| Do this |
Reproduce the complete listing without any deviation.

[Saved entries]

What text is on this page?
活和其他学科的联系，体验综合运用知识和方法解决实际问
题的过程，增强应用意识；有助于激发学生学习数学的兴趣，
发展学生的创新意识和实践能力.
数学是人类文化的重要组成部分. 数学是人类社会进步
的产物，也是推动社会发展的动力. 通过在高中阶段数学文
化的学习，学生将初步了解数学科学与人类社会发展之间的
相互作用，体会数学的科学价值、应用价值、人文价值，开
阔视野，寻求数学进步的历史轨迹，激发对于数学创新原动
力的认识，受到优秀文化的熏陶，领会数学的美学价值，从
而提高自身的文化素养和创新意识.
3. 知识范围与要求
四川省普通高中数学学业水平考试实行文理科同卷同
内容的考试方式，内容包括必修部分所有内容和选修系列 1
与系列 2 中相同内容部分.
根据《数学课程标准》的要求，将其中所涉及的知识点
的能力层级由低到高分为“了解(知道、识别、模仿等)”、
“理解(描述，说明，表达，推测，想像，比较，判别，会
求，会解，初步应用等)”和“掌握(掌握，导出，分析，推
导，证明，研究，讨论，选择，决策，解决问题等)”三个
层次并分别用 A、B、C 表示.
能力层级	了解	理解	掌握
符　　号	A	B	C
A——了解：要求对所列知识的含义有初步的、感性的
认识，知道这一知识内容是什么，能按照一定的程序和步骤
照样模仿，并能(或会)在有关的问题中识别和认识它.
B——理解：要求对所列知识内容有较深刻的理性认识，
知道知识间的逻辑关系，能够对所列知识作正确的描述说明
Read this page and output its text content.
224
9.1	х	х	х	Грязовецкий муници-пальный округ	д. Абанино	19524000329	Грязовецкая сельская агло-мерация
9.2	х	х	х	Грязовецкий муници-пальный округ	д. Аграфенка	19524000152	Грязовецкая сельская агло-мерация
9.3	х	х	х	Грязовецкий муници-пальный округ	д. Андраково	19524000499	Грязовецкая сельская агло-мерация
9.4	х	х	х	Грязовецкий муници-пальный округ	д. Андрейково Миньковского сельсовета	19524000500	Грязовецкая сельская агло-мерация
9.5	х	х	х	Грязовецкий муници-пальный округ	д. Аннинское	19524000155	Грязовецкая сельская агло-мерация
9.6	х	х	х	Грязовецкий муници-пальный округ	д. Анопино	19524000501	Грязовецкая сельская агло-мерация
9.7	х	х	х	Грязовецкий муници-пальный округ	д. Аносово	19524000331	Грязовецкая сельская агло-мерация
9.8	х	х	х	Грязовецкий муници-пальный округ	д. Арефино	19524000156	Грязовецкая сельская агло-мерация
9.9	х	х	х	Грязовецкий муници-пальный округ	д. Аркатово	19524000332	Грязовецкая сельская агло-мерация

| Response to this exercise |
What text is on this page?
活和其他学科的联系，体验综合运用知识和方法解决实际问
题的过程，增强应用意识；有助于激发学生学习数学的兴趣，
发展学生的创新意识和实践能力.
数学是人类文化的重要组成部分. 数学是人类社会进步
的产物，也是推动社会发展的动力. 通过在高中阶段数学文
化的学习，学生将初步了解数学科学与人类社会发展之间的
相互作用，体会数学的科学价值、应用价值、人文价值，开
阔视野，寻求数学进步的历史轨迹，激发对于数学创新原动
力的认识，受到优秀文化的熏陶，领会数学的美学价值，从
而提高自身的文化素养和创新意识.
3. 知识范围与要求
四川省普通高中数学学业水平考试实行文理科同卷同
内容的考试方式，内容包括必修部分所有内容和选修系列 1
与系列 2 中相同内容部分.
根据《数学课程标准》的要求，将其中所涉及的知识点
的能力层级由低到高分为“了解(知道、识别、模仿等)”、
“理解(描述，说明，表达，推测，想像，比较，判别，会
求，会解，初步应用等)”和“掌握(掌握，导出，分析，推
导，证明，研究，讨论，选择，决策，解决问题等)”三个
层次并分别用 A、B、C 表示.
能力层级	了解	理解	掌握
符　　号	A	B	C
A——了解：要求对所列知识的含义有初步的、感性的
认识，知道这一知识内容是什么，能按照一定的程序和步骤
照样模仿，并能(或会)在有关的问题中识别和认识它.
B——理解：要求对所列知识内容有较深刻的理性认识，
知道知识间的逻辑关系，能够对所列知识作正确的描述说明
Read this page and output its text content.
224
9.1	х	х	х	Грязовецкий муници-пальный округ	д. Абанино	19524000329	Грязовецкая сельская агло-мерация
9.2	х	х	х	Грязовецкий муници-пальный округ	д. Аграфенка	19524000152	Грязовецкая сельская агло-мерация
9.3	х	х	х	Грязовецкий муници-пальный округ	д. Андраково	19524000499	Грязовецкая сельская агло-мерация
9.4	х	х	х	Грязовецкий муници-пальный округ	д. Андрейково Миньковского сельсовета	19524000500	Грязовецкая сельская агло-мерация
9.5	х	х	х	Грязовецкий муници-пальный округ	д. Аннинское	19524000155	Грязовецкая сельская агло-мерация
9.6	х	х	х	Грязовецкий муници-пальный округ	д. Анопино	19524000501	Грязовецкая сельская агло-мерация
9.7	х	х	х	Грязовецкий муници-пальный округ	д. Аносово	19524000331	Грязовецкая сельская агло-мерация
9.8	х	х	х	Грязовецкий муници-пальный округ	д. Арефино	19524000156	Грязовецкая сельская агло-мерация
9.9	х	х	х	Грязовецкий муници-пальный округ	д. Аркатово	19524000332	Грязовецкая сельская агло-мерация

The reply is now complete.